_What needs to be done:_ Identify each line in the records below that contains the word "center", and copy it.

_Exercise inputs:_
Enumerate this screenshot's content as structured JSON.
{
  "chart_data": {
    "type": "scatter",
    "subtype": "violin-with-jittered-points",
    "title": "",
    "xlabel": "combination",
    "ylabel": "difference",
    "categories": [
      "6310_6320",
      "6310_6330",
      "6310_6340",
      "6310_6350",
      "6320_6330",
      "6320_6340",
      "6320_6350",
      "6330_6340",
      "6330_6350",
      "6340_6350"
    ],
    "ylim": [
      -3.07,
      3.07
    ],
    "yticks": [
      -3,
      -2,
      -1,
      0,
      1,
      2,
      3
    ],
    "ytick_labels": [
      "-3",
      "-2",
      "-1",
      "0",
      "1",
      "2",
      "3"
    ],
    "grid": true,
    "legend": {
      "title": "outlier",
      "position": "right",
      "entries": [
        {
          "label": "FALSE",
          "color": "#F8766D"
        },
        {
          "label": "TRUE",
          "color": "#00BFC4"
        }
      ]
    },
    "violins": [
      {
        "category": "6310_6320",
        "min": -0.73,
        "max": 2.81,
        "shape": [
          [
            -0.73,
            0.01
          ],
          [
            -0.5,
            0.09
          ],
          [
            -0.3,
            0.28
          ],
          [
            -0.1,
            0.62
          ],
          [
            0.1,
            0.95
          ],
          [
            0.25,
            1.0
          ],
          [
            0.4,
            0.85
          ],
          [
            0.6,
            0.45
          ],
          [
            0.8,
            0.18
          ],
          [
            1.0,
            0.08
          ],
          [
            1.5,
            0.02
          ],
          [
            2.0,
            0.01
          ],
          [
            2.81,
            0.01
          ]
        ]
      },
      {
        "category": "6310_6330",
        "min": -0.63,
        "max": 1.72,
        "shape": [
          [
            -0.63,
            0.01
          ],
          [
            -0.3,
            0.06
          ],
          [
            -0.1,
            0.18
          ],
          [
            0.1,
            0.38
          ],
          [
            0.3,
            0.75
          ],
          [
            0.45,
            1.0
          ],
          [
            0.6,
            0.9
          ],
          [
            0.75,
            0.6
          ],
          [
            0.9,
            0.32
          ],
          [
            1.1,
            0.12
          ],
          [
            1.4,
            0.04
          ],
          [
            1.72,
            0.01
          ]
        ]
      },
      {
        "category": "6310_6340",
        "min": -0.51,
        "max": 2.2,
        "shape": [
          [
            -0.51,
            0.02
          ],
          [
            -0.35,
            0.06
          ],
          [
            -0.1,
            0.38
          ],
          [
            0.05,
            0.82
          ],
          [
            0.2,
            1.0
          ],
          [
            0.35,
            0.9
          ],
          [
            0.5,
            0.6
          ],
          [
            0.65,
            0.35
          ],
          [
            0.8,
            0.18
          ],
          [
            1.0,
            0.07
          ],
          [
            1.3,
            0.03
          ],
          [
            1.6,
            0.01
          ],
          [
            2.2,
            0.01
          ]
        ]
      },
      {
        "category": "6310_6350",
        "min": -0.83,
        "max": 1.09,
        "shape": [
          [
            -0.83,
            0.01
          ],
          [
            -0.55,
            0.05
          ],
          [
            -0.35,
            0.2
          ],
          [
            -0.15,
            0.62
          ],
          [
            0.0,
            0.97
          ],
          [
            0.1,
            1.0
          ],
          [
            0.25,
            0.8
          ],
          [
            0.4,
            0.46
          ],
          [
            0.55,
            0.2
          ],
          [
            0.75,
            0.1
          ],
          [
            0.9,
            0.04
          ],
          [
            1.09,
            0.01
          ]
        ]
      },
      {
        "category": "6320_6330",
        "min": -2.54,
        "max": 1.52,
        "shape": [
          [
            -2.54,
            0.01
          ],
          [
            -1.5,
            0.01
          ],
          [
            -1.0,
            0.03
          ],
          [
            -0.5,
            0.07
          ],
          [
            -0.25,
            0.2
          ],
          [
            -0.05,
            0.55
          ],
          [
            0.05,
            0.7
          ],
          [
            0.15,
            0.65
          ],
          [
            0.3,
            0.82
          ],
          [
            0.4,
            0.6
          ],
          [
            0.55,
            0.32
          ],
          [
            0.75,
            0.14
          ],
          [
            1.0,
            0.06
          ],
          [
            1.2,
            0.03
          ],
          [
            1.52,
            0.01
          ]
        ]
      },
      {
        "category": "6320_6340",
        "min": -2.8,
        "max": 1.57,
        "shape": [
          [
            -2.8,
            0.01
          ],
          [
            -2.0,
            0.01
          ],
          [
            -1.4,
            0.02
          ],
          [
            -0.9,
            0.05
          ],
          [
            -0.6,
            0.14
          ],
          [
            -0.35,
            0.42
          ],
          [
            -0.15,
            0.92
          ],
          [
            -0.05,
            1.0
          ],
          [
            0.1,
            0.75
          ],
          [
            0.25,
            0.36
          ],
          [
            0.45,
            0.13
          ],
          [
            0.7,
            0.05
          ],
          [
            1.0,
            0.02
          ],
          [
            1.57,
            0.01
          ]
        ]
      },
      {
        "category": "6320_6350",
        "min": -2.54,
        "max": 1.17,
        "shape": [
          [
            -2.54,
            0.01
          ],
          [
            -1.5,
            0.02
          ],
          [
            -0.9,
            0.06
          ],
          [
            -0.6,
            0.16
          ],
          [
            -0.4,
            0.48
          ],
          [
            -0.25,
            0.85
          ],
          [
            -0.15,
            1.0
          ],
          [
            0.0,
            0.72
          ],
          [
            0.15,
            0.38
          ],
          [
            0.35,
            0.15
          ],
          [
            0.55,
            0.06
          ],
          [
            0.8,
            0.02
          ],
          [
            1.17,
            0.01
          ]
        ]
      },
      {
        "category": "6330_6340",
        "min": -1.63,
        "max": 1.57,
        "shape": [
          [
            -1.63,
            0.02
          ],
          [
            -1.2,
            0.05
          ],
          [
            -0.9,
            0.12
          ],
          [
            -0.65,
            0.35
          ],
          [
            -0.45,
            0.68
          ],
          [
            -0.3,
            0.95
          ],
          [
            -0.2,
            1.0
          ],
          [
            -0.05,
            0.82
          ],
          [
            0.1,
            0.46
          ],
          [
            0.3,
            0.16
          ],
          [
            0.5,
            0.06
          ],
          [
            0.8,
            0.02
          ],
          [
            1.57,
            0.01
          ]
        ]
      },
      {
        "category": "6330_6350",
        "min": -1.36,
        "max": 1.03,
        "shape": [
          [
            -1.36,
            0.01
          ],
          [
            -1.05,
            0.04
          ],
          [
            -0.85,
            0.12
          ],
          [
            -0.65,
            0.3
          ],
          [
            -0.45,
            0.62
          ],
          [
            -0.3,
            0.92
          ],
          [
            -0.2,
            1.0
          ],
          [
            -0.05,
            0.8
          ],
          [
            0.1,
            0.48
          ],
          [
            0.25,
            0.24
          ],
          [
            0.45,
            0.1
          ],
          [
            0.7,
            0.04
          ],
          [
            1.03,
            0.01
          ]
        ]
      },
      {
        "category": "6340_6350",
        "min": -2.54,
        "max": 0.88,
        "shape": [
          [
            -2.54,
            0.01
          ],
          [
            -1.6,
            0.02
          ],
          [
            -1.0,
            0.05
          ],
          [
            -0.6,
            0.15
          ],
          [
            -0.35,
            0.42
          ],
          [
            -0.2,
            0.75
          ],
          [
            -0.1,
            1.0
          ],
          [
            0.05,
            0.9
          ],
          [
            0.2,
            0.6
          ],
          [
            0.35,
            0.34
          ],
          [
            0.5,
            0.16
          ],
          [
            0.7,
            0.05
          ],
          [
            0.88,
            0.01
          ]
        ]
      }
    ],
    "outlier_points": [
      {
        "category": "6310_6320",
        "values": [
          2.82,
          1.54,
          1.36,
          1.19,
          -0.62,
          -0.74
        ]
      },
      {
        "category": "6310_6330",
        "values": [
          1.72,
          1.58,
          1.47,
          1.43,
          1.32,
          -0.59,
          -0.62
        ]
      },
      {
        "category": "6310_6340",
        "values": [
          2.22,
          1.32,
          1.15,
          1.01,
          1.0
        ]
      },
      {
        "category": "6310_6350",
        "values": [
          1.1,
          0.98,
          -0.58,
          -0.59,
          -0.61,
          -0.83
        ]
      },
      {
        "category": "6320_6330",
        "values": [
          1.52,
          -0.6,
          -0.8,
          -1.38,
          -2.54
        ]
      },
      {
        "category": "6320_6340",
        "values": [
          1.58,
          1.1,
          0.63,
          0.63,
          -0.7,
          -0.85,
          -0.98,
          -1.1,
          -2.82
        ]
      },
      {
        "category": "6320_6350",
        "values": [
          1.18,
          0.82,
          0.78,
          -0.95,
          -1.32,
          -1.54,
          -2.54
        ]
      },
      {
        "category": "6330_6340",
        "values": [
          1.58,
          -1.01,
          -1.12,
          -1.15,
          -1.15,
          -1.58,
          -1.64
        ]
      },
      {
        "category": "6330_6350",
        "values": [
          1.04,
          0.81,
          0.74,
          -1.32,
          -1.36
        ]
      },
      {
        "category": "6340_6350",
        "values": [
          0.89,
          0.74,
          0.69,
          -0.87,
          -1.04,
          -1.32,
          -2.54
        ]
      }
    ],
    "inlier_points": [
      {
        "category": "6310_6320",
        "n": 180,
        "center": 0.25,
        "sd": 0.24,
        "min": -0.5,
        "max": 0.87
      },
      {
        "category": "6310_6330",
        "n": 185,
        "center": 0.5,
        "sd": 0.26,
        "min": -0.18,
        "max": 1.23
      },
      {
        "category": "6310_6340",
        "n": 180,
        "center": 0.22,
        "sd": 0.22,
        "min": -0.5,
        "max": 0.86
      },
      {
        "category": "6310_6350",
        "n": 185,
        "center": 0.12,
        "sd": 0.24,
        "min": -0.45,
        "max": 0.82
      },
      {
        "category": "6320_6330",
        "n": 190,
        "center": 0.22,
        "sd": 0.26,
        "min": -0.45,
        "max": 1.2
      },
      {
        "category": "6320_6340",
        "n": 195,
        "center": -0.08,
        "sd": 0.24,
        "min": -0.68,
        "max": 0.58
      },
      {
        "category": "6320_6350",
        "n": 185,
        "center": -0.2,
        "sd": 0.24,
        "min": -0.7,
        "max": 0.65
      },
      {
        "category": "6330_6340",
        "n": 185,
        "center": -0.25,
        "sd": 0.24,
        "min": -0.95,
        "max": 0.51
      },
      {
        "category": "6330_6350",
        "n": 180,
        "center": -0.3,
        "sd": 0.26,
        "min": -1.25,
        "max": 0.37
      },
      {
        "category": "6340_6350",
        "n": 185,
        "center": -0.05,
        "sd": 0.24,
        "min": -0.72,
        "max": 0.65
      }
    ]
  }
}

_Solution to this problem:_
        "center": 0.25,
        "center": 0.5,
        "center": 0.22,
        "center": 0.12,
        "center": 0.22,
        "center": -0.08,
        "center": -0.2,
        "center": -0.25,
        "center": -0.3,
        "center": -0.05,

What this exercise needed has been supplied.